Given task: Report only the number of lines in this material that include the string "title".

Material for the task:
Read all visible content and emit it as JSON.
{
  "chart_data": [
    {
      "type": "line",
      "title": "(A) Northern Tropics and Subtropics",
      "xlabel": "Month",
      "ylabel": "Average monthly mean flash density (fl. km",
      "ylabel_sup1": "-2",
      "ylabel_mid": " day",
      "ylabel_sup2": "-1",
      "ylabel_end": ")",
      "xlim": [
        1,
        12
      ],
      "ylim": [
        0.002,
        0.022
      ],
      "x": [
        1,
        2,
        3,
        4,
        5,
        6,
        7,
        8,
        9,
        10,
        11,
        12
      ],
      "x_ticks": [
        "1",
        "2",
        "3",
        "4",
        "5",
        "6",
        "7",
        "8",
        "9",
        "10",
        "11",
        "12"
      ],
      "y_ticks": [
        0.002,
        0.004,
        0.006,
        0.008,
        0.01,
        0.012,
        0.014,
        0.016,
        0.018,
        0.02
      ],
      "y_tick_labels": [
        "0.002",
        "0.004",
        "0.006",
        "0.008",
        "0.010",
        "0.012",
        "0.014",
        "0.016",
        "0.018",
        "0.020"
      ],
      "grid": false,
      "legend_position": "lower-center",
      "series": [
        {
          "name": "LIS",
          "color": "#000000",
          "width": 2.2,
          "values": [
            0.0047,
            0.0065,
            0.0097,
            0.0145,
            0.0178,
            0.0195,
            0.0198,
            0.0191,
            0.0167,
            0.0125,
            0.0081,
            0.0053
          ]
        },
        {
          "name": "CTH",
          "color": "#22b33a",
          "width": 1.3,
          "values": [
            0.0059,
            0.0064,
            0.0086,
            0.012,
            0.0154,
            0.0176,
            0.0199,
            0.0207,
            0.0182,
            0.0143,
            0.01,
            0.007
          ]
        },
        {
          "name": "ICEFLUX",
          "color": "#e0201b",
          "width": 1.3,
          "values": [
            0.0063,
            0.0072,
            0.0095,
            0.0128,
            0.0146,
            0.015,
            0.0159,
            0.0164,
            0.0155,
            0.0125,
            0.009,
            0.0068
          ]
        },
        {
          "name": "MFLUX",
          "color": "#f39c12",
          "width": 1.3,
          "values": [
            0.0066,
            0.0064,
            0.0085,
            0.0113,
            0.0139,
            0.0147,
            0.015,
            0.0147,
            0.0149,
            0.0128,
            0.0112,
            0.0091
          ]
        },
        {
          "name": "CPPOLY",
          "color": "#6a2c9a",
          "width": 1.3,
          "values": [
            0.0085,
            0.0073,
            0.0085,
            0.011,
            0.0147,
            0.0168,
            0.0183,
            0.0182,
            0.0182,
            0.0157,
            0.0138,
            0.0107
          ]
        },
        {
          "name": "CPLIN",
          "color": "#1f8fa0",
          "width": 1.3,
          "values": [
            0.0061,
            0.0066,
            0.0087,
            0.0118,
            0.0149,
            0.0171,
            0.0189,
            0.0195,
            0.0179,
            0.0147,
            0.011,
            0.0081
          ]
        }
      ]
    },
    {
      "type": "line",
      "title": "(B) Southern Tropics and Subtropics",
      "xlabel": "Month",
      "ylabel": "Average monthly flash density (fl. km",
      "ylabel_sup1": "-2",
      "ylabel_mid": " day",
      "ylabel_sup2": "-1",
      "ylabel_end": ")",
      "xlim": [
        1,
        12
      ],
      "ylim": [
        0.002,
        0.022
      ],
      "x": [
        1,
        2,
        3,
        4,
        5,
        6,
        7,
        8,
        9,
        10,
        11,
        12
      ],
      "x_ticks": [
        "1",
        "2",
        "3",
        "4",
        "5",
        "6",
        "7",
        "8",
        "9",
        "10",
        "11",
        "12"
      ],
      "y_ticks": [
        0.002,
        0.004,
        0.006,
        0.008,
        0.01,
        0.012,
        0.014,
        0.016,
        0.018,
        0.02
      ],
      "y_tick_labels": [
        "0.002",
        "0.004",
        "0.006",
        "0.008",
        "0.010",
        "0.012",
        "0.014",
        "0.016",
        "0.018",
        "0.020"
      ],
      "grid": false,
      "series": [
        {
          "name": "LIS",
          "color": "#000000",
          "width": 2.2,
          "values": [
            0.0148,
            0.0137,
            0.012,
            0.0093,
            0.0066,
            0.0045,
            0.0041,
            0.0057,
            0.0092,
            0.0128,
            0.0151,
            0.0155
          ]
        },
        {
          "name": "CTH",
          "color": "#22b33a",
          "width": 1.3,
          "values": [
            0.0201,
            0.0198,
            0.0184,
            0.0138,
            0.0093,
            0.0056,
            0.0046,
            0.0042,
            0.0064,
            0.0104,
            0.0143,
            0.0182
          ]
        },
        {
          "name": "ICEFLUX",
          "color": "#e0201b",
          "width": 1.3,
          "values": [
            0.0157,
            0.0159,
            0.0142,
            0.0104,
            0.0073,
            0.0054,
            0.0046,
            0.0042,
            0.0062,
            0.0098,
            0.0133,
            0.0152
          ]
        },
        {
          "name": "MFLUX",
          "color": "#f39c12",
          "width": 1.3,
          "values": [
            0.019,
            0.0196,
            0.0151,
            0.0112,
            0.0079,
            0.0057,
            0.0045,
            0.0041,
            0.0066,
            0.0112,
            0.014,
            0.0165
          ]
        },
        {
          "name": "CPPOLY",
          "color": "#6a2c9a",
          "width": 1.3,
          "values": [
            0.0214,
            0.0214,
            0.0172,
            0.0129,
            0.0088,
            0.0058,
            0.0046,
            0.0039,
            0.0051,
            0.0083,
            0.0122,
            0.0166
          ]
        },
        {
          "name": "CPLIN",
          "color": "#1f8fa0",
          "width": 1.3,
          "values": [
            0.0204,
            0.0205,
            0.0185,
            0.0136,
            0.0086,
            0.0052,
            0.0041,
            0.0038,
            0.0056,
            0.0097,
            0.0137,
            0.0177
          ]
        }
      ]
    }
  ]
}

Response to this task: 2